| EXERCISE DIRECTIONS |
Reproduce all the lines below exactly and omit the images.

======== EXCERPTED DATA ========

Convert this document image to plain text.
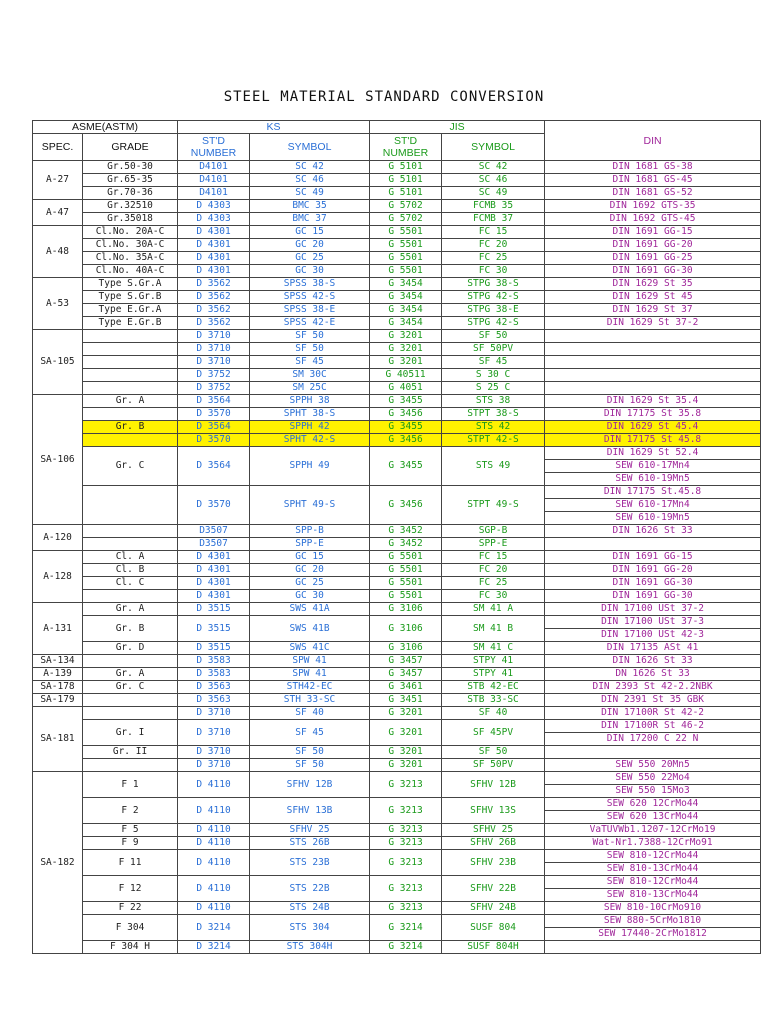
STEEL MATERIAL STANDARD CONVERSION
ASME(ASTM)		KS		JIS		DIN
SPEC.	GRADE	ST'D NUMBER	SYMBOL	ST'D NUMBER	SYMBOL	
A-27	Gr.50-30	D4101	SC 42	G 5101	SC 42	DIN 1681 GS-38
	Gr.65-35	D4101	SC 46	G 5101	SC 46	DIN 1681 GS-45
	Gr.70-36	D4101	SC 49	G 5101	SC 49	DIN 1681 GS-52
A-47	Gr.32510	D 4303	BMC 35	G 5702	FCMB 35	DIN 1692 GTS-35
	Gr.35018	D 4303	BMC 37	G 5702	FCMB 37	DIN 1692 GTS-45
A-48	Cl.No. 20A-C	D 4301	GC 15	G 5501	FC 15	DIN 1691 GG-15
	Cl.No. 30A-C	D 4301	GC 20	G 5501	FC 20	DIN 1691 GG-20
	Cl.No. 35A-C	D 4301	GC 25	G 5501	FC 25	DIN 1691 GG-25
	Cl.No. 40A-C	D 4301	GC 30	G 5501	FC 30	DIN 1691 GG-30
A-53	Type S.Gr.A	D 3562	SPSS 38-S	G 3454	STPG 38-S	DIN 1629 St 35
	Type S.Gr.B	D 3562	SPSS 42-S	G 3454	STPG 42-S	DIN 1629 St 45
	Type E.Gr.A	D 3562	SPSS 38-E	G 3454	STPG 38-E	DIN 1629 St 37
	Type E.Gr.B	D 3562	SPSS 42-E	G 3454	STPG 42-S	DIN 1629 St 37-2
SA-105		D 3710	SF 50	G 3201	SF 50	
		D 3710	SF 50	G 3201	SF 50PV	
		D 3710	SF 45	G 3201	SF 45	
		D 3752	SM 30C	G 40511	S 30 C	
		D 3752	SM 25C	G 4051	S 25 C	
SA-106	Gr. A	D 3564	SPPH 38	G 3455	STS 38	DIN 1629 St 35.4
		D 3570	SPHT 38-S	G 3456	STPT 38-S	DIN 17175 St 35.8
	Gr. B	D 3564	SPPH 42	G 3455	STS 42	DIN 1629 St 45.4
		D 3570	SPHT 42-S	G 3456	STPT 42-S	DIN 17175 St 45.8
	Gr. C	D 3564	SPPH 49	G 3455	STS 49	DIN 1629 St 52.4
						SEW 610-17Mn4
						SEW 610-19Mn5
		D 3570	SPHT 49-S	G 3456	STPT 49-S	DIN 17175 St.45.8
						SEW 610-17Mn4
						SEW 610-19Mn5
A-120		D3507	SPP-B	G 3452	SGP-B	DIN 1626 St 33
		D3507	SPP-E	G 3452	SPP-E	
A-128	Cl. A	D 4301	GC 15	G 5501	FC 15	DIN 1691 GG-15
	Cl. B	D 4301	GC 20	G 5501	FC 20	DIN 1691 GG-20
	Cl. C	D 4301	GC 25	G 5501	FC 25	DIN 1691 GG-30
		D 4301	GC 30	G 5501	FC 30	DIN 1691 GG-30
A-131	Gr. A	D 3515	SWS 41A	G 3106	SM 41 A	DIN 17100 USt 37-2
	Gr. B	D 3515	SWS 41B	G 3106	SM 41 B	DIN 17100 USt 37-3
						DIN 17100 USt 42-3
	Gr. D	D 3515	SWS 41C	G 3106	SM 41 C	DIN 17135 ASt 41
SA-134		D 3583	SPW 41	G 3457	STPY 41	DIN 1626 St 33
A-139	Gr. A	D 3583	SPW 41	G 3457	STPY 41	DN 1626 St 33
SA-178	Gr. C	D 3563	STH42-EC	G 3461	STB 42-EC	DIN 2393 St 42-2.2NBK
SA-179		D 3563	STH 33-SC	G 3451	STB 33-SC	DIN 2391 St 35 GBK
SA-181		D 3710	SF 40	G 3201	SF 40	DIN 17100R St 42-2
	Gr. I	D 3710	SF 45	G 3201	SF 45PV	DIN 17100R St 46-2
						DIN 17200 C 22 N
	Gr. II	D 3710	SF 50	G 3201	SF 50	
		D 3710	SF 50	G 3201	SF 50PV	SEW 550 20Mn5
SA-182	F 1	D 4110	SFHV 12B	G 3213	SFHV 12B	SEW 550 22Mo4
						SEW 550 15Mo3
	F 2	D 4110	SFHV 13B	G 3213	SFHV 13S	SEW 620 12CrMo44
						SEW 620 13CrMo44
	F 5	D 4110	SFHV 25	G 3213	SFHV 25	VaTÜVWb1.1207-12CrMo19
	F 9	D 4110	STS 26B	G 3213	SFHV 26B	Wat-Nr1.7388-12CrMo91
	F 11	D 4110	STS 23B	G 3213	SFHV 23B	SEW 810-12CrMo44
						SEW 810-13CrMo44
	F 12	D 4110	STS 22B	G 3213	SFHV 22B	SEW 810-12CrMo44
						SEW 810-13CrMo44
	F 22	D 4110	STS 24B	G 3213	SFHV 24B	SEW 810-10CrMo910
	F 304	D 3214	STS 304	G 3214	SUSF 804	SEW 880-5CrMo1810
						SEW 17440-2CrMo1812
	F 304 H	D 3214	STS 304H	G 3214	SUSF 804H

========

| ANSWER TO THE EXERCISE |
Convert this document image to plain text.
STEEL MATERIAL STANDARD CONVERSION
ASME(ASTM)		KS		JIS		DIN
SPEC.	GRADE	ST'D NUMBER	SYMBOL	ST'D NUMBER	SYMBOL	
A-27	Gr.50-30	D4101	SC 42	G 5101	SC 42	DIN 1681 GS-38
	Gr.65-35	D4101	SC 46	G 5101	SC 46	DIN 1681 GS-45
	Gr.70-36	D4101	SC 49	G 5101	SC 49	DIN 1681 GS-52
A-47	Gr.32510	D 4303	BMC 35	G 5702	FCMB 35	DIN 1692 GTS-35
	Gr.35018	D 4303	BMC 37	G 5702	FCMB 37	DIN 1692 GTS-45
A-48	Cl.No. 20A-C	D 4301	GC 15	G 5501	FC 15	DIN 1691 GG-15
	Cl.No. 30A-C	D 4301	GC 20	G 5501	FC 20	DIN 1691 GG-20
	Cl.No. 35A-C	D 4301	GC 25	G 5501	FC 25	DIN 1691 GG-25
	Cl.No. 40A-C	D 4301	GC 30	G 5501	FC 30	DIN 1691 GG-30
A-53	Type S.Gr.A	D 3562	SPSS 38-S	G 3454	STPG 38-S	DIN 1629 St 35
	Type S.Gr.B	D 3562	SPSS 42-S	G 3454	STPG 42-S	DIN 1629 St 45
	Type E.Gr.A	D 3562	SPSS 38-E	G 3454	STPG 38-E	DIN 1629 St 37
	Type E.Gr.B	D 3562	SPSS 42-E	G 3454	STPG 42-S	DIN 1629 St 37-2
SA-105		D 3710	SF 50	G 3201	SF 50	
		D 3710	SF 50	G 3201	SF 50PV	
		D 3710	SF 45	G 3201	SF 45	
		D 3752	SM 30C	G 40511	S 30 C	
		D 3752	SM 25C	G 4051	S 25 C	
SA-106	Gr. A	D 3564	SPPH 38	G 3455	STS 38	DIN 1629 St 35.4
		D 3570	SPHT 38-S	G 3456	STPT 38-S	DIN 17175 St 35.8
	Gr. B	D 3564	SPPH 42	G 3455	STS 42	DIN 1629 St 45.4
		D 3570	SPHT 42-S	G 3456	STPT 42-S	DIN 17175 St 45.8
	Gr. C	D 3564	SPPH 49	G 3455	STS 49	DIN 1629 St 52.4
						SEW 610-17Mn4
						SEW 610-19Mn5
		D 3570	SPHT 49-S	G 3456	STPT 49-S	DIN 17175 St.45.8
						SEW 610-17Mn4
						SEW 610-19Mn5
A-120		D3507	SPP-B	G 3452	SGP-B	DIN 1626 St 33
		D3507	SPP-E	G 3452	SPP-E	
A-128	Cl. A	D 4301	GC 15	G 5501	FC 15	DIN 1691 GG-15
	Cl. B	D 4301	GC 20	G 5501	FC 20	DIN 1691 GG-20
	Cl. C	D 4301	GC 25	G 5501	FC 25	DIN 1691 GG-30
		D 4301	GC 30	G 5501	FC 30	DIN 1691 GG-30
A-131	Gr. A	D 3515	SWS 41A	G 3106	SM 41 A	DIN 17100 USt 37-2
	Gr. B	D 3515	SWS 41B	G 3106	SM 41 B	DIN 17100 USt 37-3
						DIN 17100 USt 42-3
	Gr. D	D 3515	SWS 41C	G 3106	SM 41 C	DIN 17135 ASt 41
SA-134		D 3583	SPW 41	G 3457	STPY 41	DIN 1626 St 33
A-139	Gr. A	D 3583	SPW 41	G 3457	STPY 41	DN 1626 St 33
SA-178	Gr. C	D 3563	STH42-EC	G 3461	STB 42-EC	DIN 2393 St 42-2.2NBK
SA-179		D 3563	STH 33-SC	G 3451	STB 33-SC	DIN 2391 St 35 GBK
SA-181		D 3710	SF 40	G 3201	SF 40	DIN 17100R St 42-2
	Gr. I	D 3710	SF 45	G 3201	SF 45PV	DIN 17100R St 46-2
						DIN 17200 C 22 N
	Gr. II	D 3710	SF 50	G 3201	SF 50	
		D 3710	SF 50	G 3201	SF 50PV	SEW 550 20Mn5
SA-182	F 1	D 4110	SFHV 12B	G 3213	SFHV 12B	SEW 550 22Mo4
						SEW 550 15Mo3
	F 2	D 4110	SFHV 13B	G 3213	SFHV 13S	SEW 620 12CrMo44
						SEW 620 13CrMo44
	F 5	D 4110	SFHV 25	G 3213	SFHV 25	VaTÜVWb1.1207-12CrMo19
	F 9	D 4110	STS 26B	G 3213	SFHV 26B	Wat-Nr1.7388-12CrMo91
	F 11	D 4110	STS 23B	G 3213	SFHV 23B	SEW 810-12CrMo44
						SEW 810-13CrMo44
	F 12	D 4110	STS 22B	G 3213	SFHV 22B	SEW 810-12CrMo44
						SEW 810-13CrMo44
	F 22	D 4110	STS 24B	G 3213	SFHV 24B	SEW 810-10CrMo910
	F 304	D 3214	STS 304	G 3214	SUSF 804	SEW 880-5CrMo1810
						SEW 17440-2CrMo1812
	F 304 H	D 3214	STS 304H	G 3214	SUSF 804H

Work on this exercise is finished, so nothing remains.